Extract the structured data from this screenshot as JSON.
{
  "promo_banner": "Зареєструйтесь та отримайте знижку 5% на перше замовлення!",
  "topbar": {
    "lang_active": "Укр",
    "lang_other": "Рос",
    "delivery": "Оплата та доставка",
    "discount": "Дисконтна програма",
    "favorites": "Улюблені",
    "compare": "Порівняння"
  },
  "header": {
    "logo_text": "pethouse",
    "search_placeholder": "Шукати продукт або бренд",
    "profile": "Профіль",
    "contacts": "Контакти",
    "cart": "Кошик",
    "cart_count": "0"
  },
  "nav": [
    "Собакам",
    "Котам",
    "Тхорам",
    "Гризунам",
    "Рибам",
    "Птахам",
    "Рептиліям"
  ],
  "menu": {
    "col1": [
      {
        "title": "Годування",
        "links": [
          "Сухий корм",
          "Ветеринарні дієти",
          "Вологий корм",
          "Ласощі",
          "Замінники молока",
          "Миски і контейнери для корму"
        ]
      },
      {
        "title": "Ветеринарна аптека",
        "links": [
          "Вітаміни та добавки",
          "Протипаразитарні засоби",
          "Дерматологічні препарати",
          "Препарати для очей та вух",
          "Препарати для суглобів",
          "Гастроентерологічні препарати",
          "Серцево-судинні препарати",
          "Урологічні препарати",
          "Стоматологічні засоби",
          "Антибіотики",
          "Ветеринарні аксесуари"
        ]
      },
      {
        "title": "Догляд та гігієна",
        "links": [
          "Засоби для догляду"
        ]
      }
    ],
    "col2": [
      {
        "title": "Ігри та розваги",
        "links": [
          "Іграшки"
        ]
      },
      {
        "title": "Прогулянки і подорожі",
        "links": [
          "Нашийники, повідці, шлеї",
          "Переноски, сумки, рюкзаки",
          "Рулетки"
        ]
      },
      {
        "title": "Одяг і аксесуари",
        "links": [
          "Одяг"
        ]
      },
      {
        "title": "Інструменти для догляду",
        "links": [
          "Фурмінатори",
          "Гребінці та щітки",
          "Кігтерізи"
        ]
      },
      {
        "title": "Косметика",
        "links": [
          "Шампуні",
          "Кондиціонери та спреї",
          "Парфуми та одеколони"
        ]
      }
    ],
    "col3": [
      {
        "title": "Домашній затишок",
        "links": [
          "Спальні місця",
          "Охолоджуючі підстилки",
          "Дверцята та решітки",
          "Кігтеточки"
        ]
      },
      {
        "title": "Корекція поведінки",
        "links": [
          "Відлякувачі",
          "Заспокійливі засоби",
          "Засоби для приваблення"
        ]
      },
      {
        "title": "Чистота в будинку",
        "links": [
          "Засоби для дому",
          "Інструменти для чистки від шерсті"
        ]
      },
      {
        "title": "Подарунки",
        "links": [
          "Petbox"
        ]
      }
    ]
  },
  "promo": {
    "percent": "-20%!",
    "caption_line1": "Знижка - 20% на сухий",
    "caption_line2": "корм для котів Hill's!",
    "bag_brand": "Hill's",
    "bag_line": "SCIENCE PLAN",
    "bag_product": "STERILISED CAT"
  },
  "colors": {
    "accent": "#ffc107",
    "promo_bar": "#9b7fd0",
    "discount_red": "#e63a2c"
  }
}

★ ★ ★ ★ ★ ★ ★

From the entries above, copy out every line where the string "догляду" appears.

● Response:
          "Засоби для догляду"
        "title": "Інструменти для догляду",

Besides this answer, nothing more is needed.